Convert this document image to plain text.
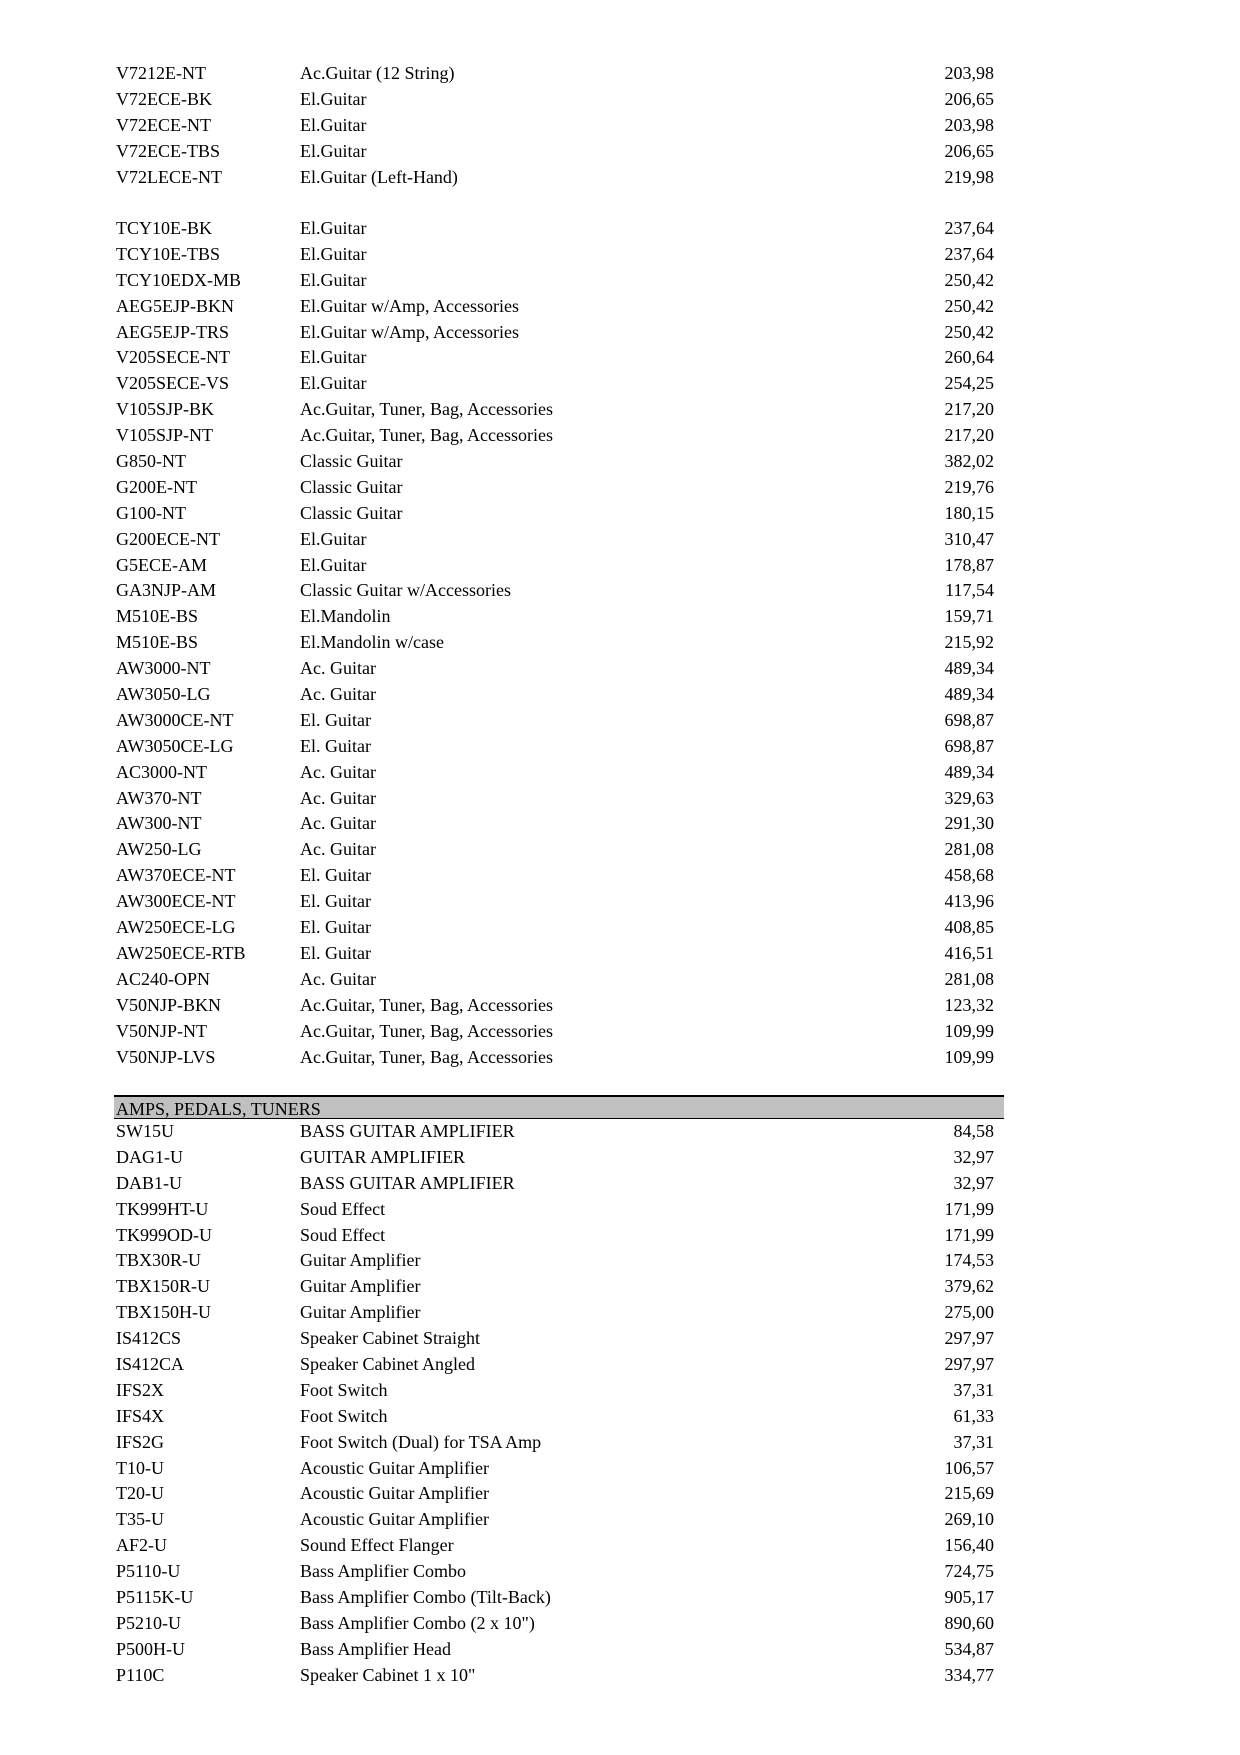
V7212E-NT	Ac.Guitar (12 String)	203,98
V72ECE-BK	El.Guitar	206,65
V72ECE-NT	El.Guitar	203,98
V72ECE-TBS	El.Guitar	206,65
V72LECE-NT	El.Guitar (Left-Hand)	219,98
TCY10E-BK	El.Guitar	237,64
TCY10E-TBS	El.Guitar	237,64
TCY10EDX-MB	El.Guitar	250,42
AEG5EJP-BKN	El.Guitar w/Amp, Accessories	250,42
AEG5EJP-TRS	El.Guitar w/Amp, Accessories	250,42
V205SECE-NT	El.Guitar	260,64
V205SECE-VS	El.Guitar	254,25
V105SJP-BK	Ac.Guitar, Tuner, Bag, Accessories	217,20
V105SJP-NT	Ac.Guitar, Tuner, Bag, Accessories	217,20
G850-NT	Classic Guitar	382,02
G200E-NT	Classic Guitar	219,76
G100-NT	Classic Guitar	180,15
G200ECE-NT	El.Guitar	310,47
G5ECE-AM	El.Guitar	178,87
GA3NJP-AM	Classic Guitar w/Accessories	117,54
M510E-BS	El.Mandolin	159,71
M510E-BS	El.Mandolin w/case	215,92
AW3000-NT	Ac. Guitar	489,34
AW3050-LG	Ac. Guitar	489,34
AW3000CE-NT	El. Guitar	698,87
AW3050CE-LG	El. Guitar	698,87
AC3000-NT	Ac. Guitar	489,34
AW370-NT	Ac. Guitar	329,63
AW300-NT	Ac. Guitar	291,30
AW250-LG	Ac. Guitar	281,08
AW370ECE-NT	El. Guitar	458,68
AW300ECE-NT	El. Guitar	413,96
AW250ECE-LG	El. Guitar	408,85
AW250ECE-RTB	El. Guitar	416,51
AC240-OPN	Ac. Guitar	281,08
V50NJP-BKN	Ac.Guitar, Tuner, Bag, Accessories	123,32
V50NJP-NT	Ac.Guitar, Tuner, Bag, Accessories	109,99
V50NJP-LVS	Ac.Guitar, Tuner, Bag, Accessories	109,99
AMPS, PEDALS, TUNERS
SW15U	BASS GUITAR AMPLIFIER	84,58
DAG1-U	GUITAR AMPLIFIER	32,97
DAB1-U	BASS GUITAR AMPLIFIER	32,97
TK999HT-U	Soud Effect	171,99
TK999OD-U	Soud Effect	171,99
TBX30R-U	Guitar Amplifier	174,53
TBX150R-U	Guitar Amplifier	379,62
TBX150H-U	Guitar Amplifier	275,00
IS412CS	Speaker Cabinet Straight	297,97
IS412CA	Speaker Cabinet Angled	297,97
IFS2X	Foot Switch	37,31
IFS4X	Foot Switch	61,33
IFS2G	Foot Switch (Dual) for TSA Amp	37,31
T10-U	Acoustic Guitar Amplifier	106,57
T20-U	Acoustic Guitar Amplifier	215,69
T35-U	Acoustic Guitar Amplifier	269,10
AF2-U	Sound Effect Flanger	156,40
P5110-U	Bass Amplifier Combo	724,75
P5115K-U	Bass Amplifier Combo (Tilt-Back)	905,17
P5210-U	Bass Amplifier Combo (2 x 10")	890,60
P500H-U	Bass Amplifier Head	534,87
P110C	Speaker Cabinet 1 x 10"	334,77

_ _ _ _ _

§ **Your instructions**:
Find the string "Combo" in the entries above and return each line that holds it.

§ **Answer below**:
P5110-U	Bass Amplifier Combo	724,75
P5115K-U	Bass Amplifier Combo (Tilt-Back)	905,17
P5210-U	Bass Amplifier Combo (2 x 10")	890,60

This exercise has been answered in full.